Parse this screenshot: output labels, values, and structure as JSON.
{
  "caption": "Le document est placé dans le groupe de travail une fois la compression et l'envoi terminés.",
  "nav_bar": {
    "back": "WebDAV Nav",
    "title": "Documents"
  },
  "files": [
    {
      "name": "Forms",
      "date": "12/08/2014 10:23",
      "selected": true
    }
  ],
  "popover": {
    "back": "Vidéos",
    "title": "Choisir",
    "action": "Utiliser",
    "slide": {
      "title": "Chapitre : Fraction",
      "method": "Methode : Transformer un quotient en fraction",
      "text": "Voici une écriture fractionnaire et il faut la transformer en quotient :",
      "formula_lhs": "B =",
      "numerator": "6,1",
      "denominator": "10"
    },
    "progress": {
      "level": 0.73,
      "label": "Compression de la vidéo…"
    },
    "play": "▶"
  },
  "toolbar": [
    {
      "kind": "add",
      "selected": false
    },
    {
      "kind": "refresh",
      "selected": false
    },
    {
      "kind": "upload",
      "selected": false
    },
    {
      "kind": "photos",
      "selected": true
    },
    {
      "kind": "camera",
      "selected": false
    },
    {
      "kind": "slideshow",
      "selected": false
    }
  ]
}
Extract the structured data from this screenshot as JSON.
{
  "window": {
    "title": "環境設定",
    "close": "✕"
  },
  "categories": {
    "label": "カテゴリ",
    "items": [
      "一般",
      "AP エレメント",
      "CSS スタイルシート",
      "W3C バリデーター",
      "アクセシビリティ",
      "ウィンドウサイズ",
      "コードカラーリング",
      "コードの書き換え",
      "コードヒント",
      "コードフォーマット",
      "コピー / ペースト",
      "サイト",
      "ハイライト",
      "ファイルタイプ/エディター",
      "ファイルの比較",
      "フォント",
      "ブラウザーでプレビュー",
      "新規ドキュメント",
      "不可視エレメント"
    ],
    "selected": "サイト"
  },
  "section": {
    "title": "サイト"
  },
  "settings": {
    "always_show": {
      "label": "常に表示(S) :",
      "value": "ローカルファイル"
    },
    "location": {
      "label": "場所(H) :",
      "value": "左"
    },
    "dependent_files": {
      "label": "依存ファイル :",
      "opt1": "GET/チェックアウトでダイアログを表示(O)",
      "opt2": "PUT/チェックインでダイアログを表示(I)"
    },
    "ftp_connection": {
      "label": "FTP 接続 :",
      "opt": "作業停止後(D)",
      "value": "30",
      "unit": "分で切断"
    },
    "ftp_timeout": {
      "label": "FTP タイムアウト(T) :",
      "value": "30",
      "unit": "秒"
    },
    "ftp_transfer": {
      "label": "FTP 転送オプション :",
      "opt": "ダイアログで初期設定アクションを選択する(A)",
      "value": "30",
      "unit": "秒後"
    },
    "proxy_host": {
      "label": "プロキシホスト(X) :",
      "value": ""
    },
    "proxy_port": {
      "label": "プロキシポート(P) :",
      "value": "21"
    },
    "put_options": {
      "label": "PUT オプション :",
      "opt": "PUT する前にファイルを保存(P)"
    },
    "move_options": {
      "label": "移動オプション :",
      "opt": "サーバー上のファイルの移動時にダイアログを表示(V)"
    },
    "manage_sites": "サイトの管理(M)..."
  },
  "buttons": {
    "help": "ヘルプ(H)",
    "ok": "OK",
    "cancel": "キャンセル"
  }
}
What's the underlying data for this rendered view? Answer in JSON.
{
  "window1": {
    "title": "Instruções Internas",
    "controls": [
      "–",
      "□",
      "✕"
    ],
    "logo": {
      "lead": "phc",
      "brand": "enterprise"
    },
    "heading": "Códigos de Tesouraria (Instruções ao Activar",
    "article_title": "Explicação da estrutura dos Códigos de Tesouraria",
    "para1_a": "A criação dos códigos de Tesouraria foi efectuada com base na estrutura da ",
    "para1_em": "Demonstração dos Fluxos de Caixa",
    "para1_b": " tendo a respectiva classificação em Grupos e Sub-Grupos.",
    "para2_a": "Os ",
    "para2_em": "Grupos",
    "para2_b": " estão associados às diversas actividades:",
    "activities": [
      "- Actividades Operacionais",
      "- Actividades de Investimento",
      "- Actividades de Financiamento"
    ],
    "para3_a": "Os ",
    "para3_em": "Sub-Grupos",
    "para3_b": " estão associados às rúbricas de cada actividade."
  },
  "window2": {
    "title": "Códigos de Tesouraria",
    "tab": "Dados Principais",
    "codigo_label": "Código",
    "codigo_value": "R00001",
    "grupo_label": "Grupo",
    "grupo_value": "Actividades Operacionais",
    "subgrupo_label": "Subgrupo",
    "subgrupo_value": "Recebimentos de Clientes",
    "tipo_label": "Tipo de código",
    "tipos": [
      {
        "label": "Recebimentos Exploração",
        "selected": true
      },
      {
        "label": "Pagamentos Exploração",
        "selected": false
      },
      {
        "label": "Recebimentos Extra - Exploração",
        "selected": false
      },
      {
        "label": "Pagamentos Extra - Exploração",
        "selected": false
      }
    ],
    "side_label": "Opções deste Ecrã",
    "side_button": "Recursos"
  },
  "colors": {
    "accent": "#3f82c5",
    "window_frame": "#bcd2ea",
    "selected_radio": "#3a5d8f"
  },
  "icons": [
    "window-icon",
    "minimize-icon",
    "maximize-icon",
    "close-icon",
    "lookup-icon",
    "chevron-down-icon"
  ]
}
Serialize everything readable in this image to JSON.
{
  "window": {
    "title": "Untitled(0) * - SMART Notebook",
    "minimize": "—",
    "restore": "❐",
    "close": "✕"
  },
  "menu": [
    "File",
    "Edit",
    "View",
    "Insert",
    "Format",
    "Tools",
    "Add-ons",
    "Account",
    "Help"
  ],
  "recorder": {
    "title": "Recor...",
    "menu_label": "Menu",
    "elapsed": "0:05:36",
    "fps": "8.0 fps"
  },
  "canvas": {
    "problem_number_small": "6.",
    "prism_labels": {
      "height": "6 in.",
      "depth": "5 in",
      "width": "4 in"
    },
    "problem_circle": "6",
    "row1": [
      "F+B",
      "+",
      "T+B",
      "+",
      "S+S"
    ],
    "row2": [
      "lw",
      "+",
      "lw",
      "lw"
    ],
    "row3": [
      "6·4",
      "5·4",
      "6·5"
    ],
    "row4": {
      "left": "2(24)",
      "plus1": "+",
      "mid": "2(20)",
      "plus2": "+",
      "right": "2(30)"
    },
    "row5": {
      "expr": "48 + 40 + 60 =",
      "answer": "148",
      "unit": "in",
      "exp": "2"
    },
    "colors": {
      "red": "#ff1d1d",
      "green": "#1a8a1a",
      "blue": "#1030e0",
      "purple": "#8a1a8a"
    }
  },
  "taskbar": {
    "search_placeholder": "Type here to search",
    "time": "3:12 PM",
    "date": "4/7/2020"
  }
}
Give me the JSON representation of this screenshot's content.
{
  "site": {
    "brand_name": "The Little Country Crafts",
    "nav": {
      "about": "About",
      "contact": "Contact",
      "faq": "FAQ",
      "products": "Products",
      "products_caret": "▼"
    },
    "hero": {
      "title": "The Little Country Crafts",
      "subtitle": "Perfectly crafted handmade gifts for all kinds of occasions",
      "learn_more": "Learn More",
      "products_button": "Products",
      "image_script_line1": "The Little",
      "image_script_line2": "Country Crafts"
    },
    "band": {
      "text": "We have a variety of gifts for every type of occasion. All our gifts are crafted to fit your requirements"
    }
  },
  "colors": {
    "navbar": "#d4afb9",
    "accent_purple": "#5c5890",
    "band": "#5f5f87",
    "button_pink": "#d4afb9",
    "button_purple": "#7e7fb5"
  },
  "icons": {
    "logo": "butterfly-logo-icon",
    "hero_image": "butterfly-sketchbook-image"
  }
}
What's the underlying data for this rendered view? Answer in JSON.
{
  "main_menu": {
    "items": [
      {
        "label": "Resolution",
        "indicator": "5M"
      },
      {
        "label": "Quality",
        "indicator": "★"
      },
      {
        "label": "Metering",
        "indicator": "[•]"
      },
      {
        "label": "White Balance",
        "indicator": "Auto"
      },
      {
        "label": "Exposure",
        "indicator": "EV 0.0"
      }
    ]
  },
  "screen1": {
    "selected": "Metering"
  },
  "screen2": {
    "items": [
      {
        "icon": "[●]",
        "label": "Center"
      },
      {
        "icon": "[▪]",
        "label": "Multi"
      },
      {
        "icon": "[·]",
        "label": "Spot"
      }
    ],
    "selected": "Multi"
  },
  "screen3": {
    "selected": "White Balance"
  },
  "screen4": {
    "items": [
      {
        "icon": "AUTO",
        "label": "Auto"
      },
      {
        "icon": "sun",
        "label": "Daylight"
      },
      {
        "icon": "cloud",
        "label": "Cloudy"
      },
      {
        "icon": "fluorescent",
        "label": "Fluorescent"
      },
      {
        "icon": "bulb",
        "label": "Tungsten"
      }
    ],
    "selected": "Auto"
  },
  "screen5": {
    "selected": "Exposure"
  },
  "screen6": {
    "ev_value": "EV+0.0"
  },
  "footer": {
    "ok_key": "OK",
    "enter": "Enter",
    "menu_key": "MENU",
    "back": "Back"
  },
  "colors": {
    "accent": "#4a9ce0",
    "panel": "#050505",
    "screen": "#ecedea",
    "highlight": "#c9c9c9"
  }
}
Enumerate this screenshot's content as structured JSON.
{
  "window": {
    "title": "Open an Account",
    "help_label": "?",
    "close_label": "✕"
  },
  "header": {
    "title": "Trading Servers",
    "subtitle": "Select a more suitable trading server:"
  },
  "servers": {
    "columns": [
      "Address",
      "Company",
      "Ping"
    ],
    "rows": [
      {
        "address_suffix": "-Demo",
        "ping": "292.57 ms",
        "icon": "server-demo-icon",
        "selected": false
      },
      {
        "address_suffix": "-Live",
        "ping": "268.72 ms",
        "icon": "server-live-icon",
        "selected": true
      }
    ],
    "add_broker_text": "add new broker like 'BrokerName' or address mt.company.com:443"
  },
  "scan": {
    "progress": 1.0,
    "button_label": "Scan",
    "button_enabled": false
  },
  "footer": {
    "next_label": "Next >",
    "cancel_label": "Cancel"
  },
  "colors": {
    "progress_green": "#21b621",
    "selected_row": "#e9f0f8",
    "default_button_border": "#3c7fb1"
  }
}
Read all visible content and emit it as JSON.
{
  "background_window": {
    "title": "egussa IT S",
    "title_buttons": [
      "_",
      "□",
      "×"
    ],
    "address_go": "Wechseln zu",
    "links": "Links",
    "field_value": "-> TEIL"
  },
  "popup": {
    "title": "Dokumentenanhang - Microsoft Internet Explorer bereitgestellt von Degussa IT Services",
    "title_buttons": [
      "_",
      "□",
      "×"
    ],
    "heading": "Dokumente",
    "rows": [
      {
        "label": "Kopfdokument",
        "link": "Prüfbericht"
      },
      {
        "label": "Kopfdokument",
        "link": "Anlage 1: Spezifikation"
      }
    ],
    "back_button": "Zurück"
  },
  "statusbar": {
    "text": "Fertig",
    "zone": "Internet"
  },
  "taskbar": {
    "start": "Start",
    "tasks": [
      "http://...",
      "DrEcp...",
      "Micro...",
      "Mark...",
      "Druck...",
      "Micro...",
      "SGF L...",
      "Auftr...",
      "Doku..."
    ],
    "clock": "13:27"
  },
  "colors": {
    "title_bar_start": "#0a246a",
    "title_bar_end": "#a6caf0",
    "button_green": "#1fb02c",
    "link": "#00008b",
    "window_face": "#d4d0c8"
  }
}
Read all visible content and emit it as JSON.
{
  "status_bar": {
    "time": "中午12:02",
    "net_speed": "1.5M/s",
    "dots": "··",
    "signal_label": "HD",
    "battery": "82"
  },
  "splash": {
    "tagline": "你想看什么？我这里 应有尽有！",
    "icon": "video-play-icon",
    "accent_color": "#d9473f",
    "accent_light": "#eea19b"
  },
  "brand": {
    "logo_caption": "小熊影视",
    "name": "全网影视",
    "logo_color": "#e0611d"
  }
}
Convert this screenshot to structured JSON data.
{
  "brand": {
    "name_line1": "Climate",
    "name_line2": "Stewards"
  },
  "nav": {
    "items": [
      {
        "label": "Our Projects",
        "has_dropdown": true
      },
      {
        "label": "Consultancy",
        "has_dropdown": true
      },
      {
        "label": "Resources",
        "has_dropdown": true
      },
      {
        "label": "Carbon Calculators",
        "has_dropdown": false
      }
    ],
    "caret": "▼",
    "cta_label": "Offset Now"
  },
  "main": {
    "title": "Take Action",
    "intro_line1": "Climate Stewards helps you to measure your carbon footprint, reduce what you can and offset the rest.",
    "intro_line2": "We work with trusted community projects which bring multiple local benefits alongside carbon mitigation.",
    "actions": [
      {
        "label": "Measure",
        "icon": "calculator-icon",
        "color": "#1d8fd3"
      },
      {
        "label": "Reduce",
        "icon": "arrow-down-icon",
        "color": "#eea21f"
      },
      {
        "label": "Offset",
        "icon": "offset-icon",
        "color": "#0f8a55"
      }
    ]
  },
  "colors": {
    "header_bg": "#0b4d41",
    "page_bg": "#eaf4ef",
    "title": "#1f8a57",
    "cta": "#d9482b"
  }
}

* * * *

Extract every line that has the string "data" in it.

Extract the structured data from this screenshot as JSON.
What's the underlying data for this rendered view? Answer in JSON.
What's the underlying data for this rendered view? Answer in JSON.
Convert this screenshot to structured JSON data.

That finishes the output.